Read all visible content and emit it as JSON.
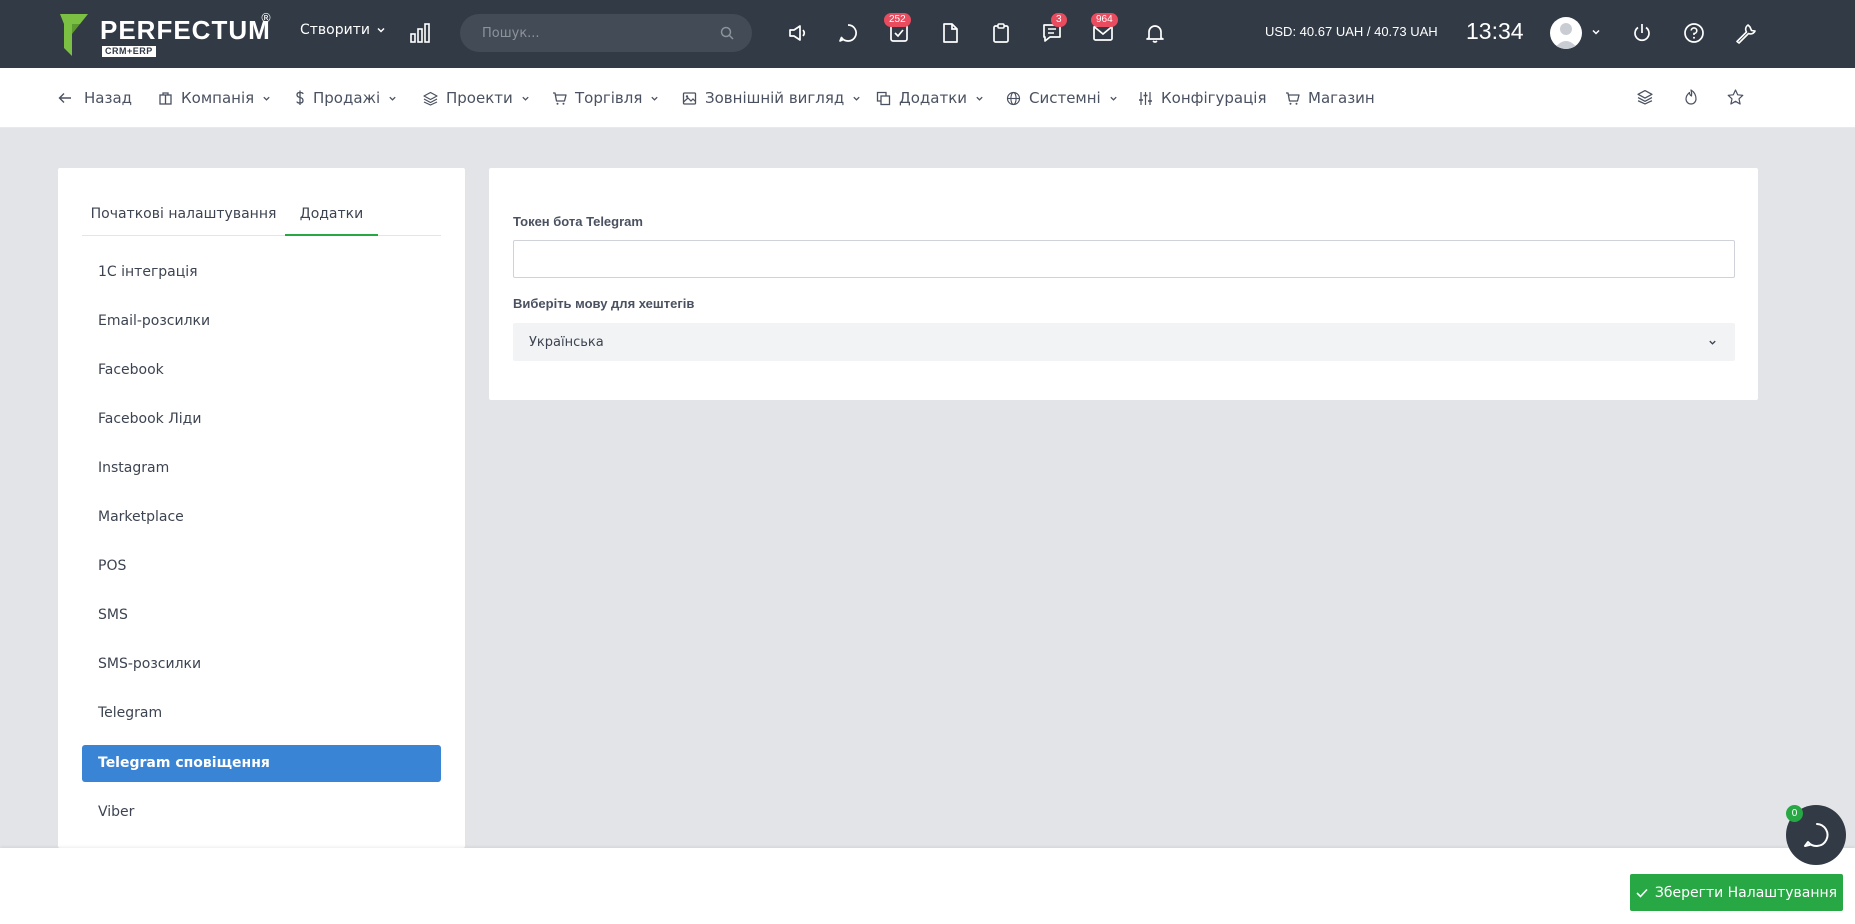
{
  "brand": {
    "name": "PERFECTUM",
    "sub": "CRM+ERP",
    "reg": "®"
  },
  "topbar": {
    "create_label": "Створити",
    "search_placeholder": "Пошук...",
    "badges": {
      "tasks": "252",
      "messages": "3",
      "mail": "964"
    },
    "currency": "USD: 40.67 UAH / 40.73 UAH",
    "time": "13:34"
  },
  "nav": {
    "back": "Назад",
    "items": [
      "Компанія",
      "Продажі",
      "Проекти",
      "Торгівля",
      "Зовнішній вигляд",
      "Додатки",
      "Системні",
      "Конфігурація",
      "Магазин"
    ]
  },
  "tabs": [
    "Початкові налаштування",
    "Додатки"
  ],
  "active_tab": "Додатки",
  "sidebar_items": [
    "1С інтеграція",
    "Email-розсилки",
    "Facebook",
    "Facebook Ліди",
    "Instagram",
    "Marketplace",
    "POS",
    "SMS",
    "SMS-розсилки",
    "Telegram",
    "Telegram сповіщення",
    "Viber"
  ],
  "active_sidebar_item": "Telegram сповіщення",
  "form": {
    "token_label": "Токен бота Telegram",
    "token_value": "",
    "lang_label": "Виберіть мову для хештегів",
    "lang_value": "Українська"
  },
  "save_label": "Зберегти Налаштування",
  "chat_badge": "0",
  "colors": {
    "topbar": "#323a45",
    "accent_green": "#28a745",
    "active_blue": "#3a84d5",
    "badge_red": "#e94b5f"
  }
}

» Written exercise
Excluding the pictures, restate the records above word for word.

» Answer to this problem
Read all visible content and emit it as JSON.
{
  "brand": {
    "name": "PERFECTUM",
    "sub": "CRM+ERP",
    "reg": "®"
  },
  "topbar": {
    "create_label": "Створити",
    "search_placeholder": "Пошук...",
    "badges": {
      "tasks": "252",
      "messages": "3",
      "mail": "964"
    },
    "currency": "USD: 40.67 UAH / 40.73 UAH",
    "time": "13:34"
  },
  "nav": {
    "back": "Назад",
    "items": [
      "Компанія",
      "Продажі",
      "Проекти",
      "Торгівля",
      "Зовнішній вигляд",
      "Додатки",
      "Системні",
      "Конфігурація",
      "Магазин"
    ]
  },
  "tabs": [
    "Початкові налаштування",
    "Додатки"
  ],
  "active_tab": "Додатки",
  "sidebar_items": [
    "1С інтеграція",
    "Email-розсилки",
    "Facebook",
    "Facebook Ліди",
    "Instagram",
    "Marketplace",
    "POS",
    "SMS",
    "SMS-розсилки",
    "Telegram",
    "Telegram сповіщення",
    "Viber"
  ],
  "active_sidebar_item": "Telegram сповіщення",
  "form": {
    "token_label": "Токен бота Telegram",
    "token_value": "",
    "lang_label": "Виберіть мову для хештегів",
    "lang_value": "Українська"
  },
  "save_label": "Зберегти Налаштування",
  "chat_badge": "0",
  "colors": {
    "topbar": "#323a45",
    "accent_green": "#28a745",
    "active_blue": "#3a84d5",
    "badge_red": "#e94b5f"
  }
}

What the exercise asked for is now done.